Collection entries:
++++++++
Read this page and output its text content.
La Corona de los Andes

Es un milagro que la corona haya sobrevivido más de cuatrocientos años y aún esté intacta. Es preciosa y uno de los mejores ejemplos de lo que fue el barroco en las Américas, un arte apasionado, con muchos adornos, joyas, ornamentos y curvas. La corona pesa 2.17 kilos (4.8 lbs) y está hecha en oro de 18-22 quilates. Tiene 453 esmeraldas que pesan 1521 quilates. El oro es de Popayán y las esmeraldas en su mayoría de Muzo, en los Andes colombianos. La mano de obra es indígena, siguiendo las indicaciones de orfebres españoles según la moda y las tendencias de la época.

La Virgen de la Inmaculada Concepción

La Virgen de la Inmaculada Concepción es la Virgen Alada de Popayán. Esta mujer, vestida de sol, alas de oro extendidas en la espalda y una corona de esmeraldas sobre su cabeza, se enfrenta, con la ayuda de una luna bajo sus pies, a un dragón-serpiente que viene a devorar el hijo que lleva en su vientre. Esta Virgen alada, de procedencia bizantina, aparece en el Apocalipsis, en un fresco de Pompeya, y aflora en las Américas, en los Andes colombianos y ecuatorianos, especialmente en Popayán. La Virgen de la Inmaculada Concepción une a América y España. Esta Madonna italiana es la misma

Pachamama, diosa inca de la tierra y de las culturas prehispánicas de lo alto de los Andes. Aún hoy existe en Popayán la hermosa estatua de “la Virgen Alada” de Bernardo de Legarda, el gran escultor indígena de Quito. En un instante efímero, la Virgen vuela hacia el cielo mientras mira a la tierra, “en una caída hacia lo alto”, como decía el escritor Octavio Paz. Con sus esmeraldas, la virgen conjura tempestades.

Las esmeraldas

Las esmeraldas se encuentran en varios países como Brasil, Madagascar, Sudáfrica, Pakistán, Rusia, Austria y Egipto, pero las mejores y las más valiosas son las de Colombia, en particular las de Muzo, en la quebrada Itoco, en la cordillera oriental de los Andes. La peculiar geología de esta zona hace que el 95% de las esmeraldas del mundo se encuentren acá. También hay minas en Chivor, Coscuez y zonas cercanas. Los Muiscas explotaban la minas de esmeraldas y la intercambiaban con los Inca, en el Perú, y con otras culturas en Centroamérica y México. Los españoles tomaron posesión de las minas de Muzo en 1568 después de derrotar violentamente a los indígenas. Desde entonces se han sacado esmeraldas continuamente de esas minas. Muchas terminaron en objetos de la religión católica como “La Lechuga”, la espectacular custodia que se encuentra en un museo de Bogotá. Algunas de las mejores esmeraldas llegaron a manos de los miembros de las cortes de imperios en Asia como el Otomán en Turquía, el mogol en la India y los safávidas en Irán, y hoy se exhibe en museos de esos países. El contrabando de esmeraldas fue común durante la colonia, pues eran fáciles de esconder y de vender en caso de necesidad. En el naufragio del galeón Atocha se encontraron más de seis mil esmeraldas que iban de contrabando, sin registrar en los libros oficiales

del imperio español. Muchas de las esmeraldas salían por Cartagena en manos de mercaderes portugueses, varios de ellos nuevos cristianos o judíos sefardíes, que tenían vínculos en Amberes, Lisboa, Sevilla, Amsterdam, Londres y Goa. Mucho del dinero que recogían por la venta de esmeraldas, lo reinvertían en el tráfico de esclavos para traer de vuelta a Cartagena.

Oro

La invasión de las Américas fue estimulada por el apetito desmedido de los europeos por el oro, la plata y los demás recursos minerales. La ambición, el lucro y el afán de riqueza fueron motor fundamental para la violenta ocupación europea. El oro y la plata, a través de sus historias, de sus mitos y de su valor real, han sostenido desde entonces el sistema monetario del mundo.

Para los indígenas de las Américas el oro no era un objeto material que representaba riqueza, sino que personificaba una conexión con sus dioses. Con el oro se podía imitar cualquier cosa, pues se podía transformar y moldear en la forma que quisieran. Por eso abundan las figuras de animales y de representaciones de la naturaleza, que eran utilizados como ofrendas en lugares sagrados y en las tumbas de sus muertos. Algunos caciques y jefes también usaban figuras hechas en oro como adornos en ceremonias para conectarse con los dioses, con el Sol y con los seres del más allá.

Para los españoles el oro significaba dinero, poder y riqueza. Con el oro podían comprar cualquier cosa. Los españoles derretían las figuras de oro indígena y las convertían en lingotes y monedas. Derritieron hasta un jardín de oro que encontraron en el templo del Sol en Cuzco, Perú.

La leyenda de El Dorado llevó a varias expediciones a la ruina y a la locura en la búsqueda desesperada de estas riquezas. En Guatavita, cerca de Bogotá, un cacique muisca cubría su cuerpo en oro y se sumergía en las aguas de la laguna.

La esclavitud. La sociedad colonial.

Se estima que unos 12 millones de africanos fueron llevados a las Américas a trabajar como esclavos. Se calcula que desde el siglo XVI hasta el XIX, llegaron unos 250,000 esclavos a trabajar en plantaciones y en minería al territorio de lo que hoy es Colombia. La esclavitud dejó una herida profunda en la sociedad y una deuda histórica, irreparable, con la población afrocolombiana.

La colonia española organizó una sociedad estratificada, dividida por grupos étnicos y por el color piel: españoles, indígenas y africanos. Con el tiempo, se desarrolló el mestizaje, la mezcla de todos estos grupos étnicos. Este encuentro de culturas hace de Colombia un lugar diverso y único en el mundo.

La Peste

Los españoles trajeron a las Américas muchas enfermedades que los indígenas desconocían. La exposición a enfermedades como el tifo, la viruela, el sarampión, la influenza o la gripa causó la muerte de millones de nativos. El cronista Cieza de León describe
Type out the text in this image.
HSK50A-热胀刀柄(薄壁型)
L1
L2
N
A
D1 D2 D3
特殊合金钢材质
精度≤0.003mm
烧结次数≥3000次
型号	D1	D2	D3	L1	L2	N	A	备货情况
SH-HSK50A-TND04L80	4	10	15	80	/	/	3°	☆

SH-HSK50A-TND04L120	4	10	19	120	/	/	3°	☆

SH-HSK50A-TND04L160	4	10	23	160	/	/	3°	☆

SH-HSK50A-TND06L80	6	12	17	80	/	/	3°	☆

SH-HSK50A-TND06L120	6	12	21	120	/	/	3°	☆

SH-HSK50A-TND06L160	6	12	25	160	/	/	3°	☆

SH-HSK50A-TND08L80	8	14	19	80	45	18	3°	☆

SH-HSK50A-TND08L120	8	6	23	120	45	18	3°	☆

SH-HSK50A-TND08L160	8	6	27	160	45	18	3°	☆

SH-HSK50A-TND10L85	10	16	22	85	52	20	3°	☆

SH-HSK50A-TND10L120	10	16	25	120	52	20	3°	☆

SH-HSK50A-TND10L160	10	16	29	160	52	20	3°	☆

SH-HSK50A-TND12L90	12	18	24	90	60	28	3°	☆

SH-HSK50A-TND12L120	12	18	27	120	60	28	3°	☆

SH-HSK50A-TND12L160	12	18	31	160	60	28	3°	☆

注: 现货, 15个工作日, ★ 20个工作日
++++++++
_What is required_: Return solely the number of lines in the data that include the word "this".

_Written reply_: 2